### Short task
The records below must be retyped exactly.

### Input for this task
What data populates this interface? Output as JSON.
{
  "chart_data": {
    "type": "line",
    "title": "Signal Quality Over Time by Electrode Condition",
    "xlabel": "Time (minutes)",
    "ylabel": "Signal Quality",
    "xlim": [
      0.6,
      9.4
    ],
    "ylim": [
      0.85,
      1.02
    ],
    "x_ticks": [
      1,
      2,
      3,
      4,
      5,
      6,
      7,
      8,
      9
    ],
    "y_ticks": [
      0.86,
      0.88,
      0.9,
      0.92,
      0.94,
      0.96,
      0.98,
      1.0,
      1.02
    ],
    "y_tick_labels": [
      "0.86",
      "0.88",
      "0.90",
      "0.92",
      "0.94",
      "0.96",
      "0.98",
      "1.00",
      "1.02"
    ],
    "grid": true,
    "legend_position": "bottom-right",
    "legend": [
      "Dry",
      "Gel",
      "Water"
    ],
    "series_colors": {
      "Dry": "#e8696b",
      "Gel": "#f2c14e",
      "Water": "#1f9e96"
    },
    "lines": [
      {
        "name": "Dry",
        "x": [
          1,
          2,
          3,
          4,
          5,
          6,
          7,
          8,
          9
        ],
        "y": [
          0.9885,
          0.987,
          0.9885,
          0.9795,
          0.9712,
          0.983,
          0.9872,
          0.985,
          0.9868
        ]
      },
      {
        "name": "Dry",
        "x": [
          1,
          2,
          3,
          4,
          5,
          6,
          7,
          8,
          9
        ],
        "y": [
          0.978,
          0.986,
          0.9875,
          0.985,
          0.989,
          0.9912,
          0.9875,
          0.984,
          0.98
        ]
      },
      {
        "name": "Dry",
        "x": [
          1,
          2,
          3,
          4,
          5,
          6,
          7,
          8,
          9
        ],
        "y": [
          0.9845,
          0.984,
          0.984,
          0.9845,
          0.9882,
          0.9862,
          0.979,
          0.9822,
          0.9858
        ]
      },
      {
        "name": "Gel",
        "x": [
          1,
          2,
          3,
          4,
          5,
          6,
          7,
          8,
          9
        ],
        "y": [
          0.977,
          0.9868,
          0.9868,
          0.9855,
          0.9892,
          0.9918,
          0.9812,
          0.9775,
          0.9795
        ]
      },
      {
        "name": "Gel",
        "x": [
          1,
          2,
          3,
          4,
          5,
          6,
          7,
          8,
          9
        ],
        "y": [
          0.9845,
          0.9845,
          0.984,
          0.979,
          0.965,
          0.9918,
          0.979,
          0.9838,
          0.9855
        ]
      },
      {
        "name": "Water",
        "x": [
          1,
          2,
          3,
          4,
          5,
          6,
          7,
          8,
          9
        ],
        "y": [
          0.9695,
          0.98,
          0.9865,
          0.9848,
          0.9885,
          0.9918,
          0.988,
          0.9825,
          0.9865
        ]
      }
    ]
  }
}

### Answer to the task
What data populates this interface? Output as JSON.
{
  "chart_data": {
    "type": "line",
    "title": "Signal Quality Over Time by Electrode Condition",
    "xlabel": "Time (minutes)",
    "ylabel": "Signal Quality",
    "xlim": [
      0.6,
      9.4
    ],
    "ylim": [
      0.85,
      1.02
    ],
    "x_ticks": [
      1,
      2,
      3,
      4,
      5,
      6,
      7,
      8,
      9
    ],
    "y_ticks": [
      0.86,
      0.88,
      0.9,
      0.92,
      0.94,
      0.96,
      0.98,
      1.0,
      1.02
    ],
    "y_tick_labels": [
      "0.86",
      "0.88",
      "0.90",
      "0.92",
      "0.94",
      "0.96",
      "0.98",
      "1.00",
      "1.02"
    ],
    "grid": true,
    "legend_position": "bottom-right",
    "legend": [
      "Dry",
      "Gel",
      "Water"
    ],
    "series_colors": {
      "Dry": "#e8696b",
      "Gel": "#f2c14e",
      "Water": "#1f9e96"
    },
    "lines": [
      {
        "name": "Dry",
        "x": [
          1,
          2,
          3,
          4,
          5,
          6,
          7,
          8,
          9
        ],
        "y": [
          0.9885,
          0.987,
          0.9885,
          0.9795,
          0.9712,
          0.983,
          0.9872,
          0.985,
          0.9868
        ]
      },
      {
        "name": "Dry",
        "x": [
          1,
          2,
          3,
          4,
          5,
          6,
          7,
          8,
          9
        ],
        "y": [
          0.978,
          0.986,
          0.9875,
          0.985,
          0.989,
          0.9912,
          0.9875,
          0.984,
          0.98
        ]
      },
      {
        "name": "Dry",
        "x": [
          1,
          2,
          3,
          4,
          5,
          6,
          7,
          8,
          9
        ],
        "y": [
          0.9845,
          0.984,
          0.984,
          0.9845,
          0.9882,
          0.9862,
          0.979,
          0.9822,
          0.9858
        ]
      },
      {
        "name": "Gel",
        "x": [
          1,
          2,
          3,
          4,
          5,
          6,
          7,
          8,
          9
        ],
        "y": [
          0.977,
          0.9868,
          0.9868,
          0.9855,
          0.9892,
          0.9918,
          0.9812,
          0.9775,
          0.9795
        ]
      },
      {
        "name": "Gel",
        "x": [
          1,
          2,
          3,
          4,
          5,
          6,
          7,
          8,
          9
        ],
        "y": [
          0.9845,
          0.9845,
          0.984,
          0.979,
          0.965,
          0.9918,
          0.979,
          0.9838,
          0.9855
        ]
      },
      {
        "name": "Water",
        "x": [
          1,
          2,
          3,
          4,
          5,
          6,
          7,
          8,
          9
        ],
        "y": [
          0.9695,
          0.98,
          0.9865,
          0.9848,
          0.9885,
          0.9918,
          0.988,
          0.9825,
          0.9865
        ]
      }
    ]
  }
}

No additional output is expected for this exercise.